→ TASK PROMPT
Return the full listing exactly as it is written.

→ Dataset entries on figures
------
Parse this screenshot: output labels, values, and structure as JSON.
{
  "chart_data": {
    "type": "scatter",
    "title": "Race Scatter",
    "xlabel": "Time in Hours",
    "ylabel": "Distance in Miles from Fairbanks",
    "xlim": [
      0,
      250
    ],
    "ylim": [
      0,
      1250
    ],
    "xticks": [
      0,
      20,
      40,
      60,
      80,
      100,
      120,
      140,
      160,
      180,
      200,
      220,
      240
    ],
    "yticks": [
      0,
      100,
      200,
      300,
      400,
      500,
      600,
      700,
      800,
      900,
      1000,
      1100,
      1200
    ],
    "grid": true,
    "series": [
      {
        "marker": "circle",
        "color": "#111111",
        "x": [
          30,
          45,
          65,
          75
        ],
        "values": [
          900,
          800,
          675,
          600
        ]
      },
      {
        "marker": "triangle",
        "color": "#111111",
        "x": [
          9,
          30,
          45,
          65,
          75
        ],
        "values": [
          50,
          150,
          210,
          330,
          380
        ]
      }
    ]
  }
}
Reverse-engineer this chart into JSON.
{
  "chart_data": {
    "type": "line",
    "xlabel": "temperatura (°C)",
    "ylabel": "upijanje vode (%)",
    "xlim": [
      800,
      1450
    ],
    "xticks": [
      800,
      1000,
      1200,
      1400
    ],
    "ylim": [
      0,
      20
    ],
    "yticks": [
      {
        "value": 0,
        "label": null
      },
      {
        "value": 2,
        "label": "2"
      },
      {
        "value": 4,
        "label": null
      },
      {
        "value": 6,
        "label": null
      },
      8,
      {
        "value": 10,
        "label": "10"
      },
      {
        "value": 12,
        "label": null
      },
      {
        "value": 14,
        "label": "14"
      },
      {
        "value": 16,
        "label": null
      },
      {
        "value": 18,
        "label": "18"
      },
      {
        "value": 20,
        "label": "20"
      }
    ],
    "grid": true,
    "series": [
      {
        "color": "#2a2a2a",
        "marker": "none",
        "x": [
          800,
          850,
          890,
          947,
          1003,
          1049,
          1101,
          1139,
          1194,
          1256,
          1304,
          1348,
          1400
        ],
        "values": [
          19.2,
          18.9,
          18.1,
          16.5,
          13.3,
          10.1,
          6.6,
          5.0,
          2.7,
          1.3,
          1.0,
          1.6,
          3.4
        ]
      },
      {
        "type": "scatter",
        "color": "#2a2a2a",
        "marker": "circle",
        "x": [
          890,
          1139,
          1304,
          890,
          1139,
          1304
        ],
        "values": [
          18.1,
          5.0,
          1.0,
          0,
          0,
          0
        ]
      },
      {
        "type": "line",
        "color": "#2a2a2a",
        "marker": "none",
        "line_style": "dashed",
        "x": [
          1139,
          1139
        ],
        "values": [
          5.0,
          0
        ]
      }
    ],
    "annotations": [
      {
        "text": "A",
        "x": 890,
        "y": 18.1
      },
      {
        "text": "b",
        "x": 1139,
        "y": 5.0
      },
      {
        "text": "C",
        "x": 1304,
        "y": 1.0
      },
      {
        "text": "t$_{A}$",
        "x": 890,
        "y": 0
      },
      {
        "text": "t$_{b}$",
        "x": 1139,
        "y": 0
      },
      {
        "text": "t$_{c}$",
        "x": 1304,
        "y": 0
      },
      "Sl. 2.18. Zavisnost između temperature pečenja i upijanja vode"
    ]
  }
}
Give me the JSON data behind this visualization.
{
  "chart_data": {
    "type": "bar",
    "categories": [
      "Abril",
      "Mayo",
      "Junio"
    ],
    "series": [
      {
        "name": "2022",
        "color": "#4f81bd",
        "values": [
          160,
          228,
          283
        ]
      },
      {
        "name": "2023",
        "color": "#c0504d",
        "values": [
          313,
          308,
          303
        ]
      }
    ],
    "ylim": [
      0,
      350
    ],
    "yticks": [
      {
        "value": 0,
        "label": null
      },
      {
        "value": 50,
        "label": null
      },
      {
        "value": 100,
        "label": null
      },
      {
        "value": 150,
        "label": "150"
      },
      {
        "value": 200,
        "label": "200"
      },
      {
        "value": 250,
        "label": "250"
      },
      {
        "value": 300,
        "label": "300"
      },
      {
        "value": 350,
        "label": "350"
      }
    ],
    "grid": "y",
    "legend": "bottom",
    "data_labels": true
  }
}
------
→ SOLUTION
Parse this screenshot: output labels, values, and structure as JSON.
{
  "chart_data": {
    "type": "scatter",
    "title": "Race Scatter",
    "xlabel": "Time in Hours",
    "ylabel": "Distance in Miles from Fairbanks",
    "xlim": [
      0,
      250
    ],
    "ylim": [
      0,
      1250
    ],
    "xticks": [
      0,
      20,
      40,
      60,
      80,
      100,
      120,
      140,
      160,
      180,
      200,
      220,
      240
    ],
    "yticks": [
      0,
      100,
      200,
      300,
      400,
      500,
      600,
      700,
      800,
      900,
      1000,
      1100,
      1200
    ],
    "grid": true,
    "series": [
      {
        "marker": "circle",
        "color": "#111111",
        "x": [
          30,
          45,
          65,
          75
        ],
        "values": [
          900,
          800,
          675,
          600
        ]
      },
      {
        "marker": "triangle",
        "color": "#111111",
        "x": [
          9,
          30,
          45,
          65,
          75
        ],
        "values": [
          50,
          150,
          210,
          330,
          380
        ]
      }
    ]
  }
}
Reverse-engineer this chart into JSON.
{
  "chart_data": {
    "type": "line",
    "xlabel": "temperatura (°C)",
    "ylabel": "upijanje vode (%)",
    "xlim": [
      800,
      1450
    ],
    "xticks": [
      800,
      1000,
      1200,
      1400
    ],
    "ylim": [
      0,
      20
    ],
    "yticks": [
      {
        "value": 0,
        "label": null
      },
      {
        "value": 2,
        "label": "2"
      },
      {
        "value": 4,
        "label": null
      },
      {
        "value": 6,
        "label": null
      },
      8,
      {
        "value": 10,
        "label": "10"
      },
      {
        "value": 12,
        "label": null
      },
      {
        "value": 14,
        "label": "14"
      },
      {
        "value": 16,
        "label": null
      },
      {
        "value": 18,
        "label": "18"
      },
      {
        "value": 20,
        "label": "20"
      }
    ],
    "grid": true,
    "series": [
      {
        "color": "#2a2a2a",
        "marker": "none",
        "x": [
          800,
          850,
          890,
          947,
          1003,
          1049,
          1101,
          1139,
          1194,
          1256,
          1304,
          1348,
          1400
        ],
        "values": [
          19.2,
          18.9,
          18.1,
          16.5,
          13.3,
          10.1,
          6.6,
          5.0,
          2.7,
          1.3,
          1.0,
          1.6,
          3.4
        ]
      },
      {
        "type": "scatter",
        "color": "#2a2a2a",
        "marker": "circle",
        "x": [
          890,
          1139,
          1304,
          890,
          1139,
          1304
        ],
        "values": [
          18.1,
          5.0,
          1.0,
          0,
          0,
          0
        ]
      },
      {
        "type": "line",
        "color": "#2a2a2a",
        "marker": "none",
        "line_style": "dashed",
        "x": [
          1139,
          1139
        ],
        "values": [
          5.0,
          0
        ]
      }
    ],
    "annotations": [
      {
        "text": "A",
        "x": 890,
        "y": 18.1
      },
      {
        "text": "b",
        "x": 1139,
        "y": 5.0
      },
      {
        "text": "C",
        "x": 1304,
        "y": 1.0
      },
      {
        "text": "t$_{A}$",
        "x": 890,
        "y": 0
      },
      {
        "text": "t$_{b}$",
        "x": 1139,
        "y": 0
      },
      {
        "text": "t$_{c}$",
        "x": 1304,
        "y": 0
      },
      "Sl. 2.18. Zavisnost između temperature pečenja i upijanja vode"
    ]
  }
}
Give me the JSON data behind this visualization.
{
  "chart_data": {
    "type": "bar",
    "categories": [
      "Abril",
      "Mayo",
      "Junio"
    ],
    "series": [
      {
        "name": "2022",
        "color": "#4f81bd",
        "values": [
          160,
          228,
          283
        ]
      },
      {
        "name": "2023",
        "color": "#c0504d",
        "values": [
          313,
          308,
          303
        ]
      }
    ],
    "ylim": [
      0,
      350
    ],
    "yticks": [
      {
        "value": 0,
        "label": null
      },
      {
        "value": 50,
        "label": null
      },
      {
        "value": 100,
        "label": null
      },
      {
        "value": 150,
        "label": "150"
      },
      {
        "value": 200,
        "label": "200"
      },
      {
        "value": 250,
        "label": "250"
      },
      {
        "value": 300,
        "label": "300"
      },
      {
        "value": 350,
        "label": "350"
      }
    ],
    "grid": "y",
    "legend": "bottom",
    "data_labels": true
  }
}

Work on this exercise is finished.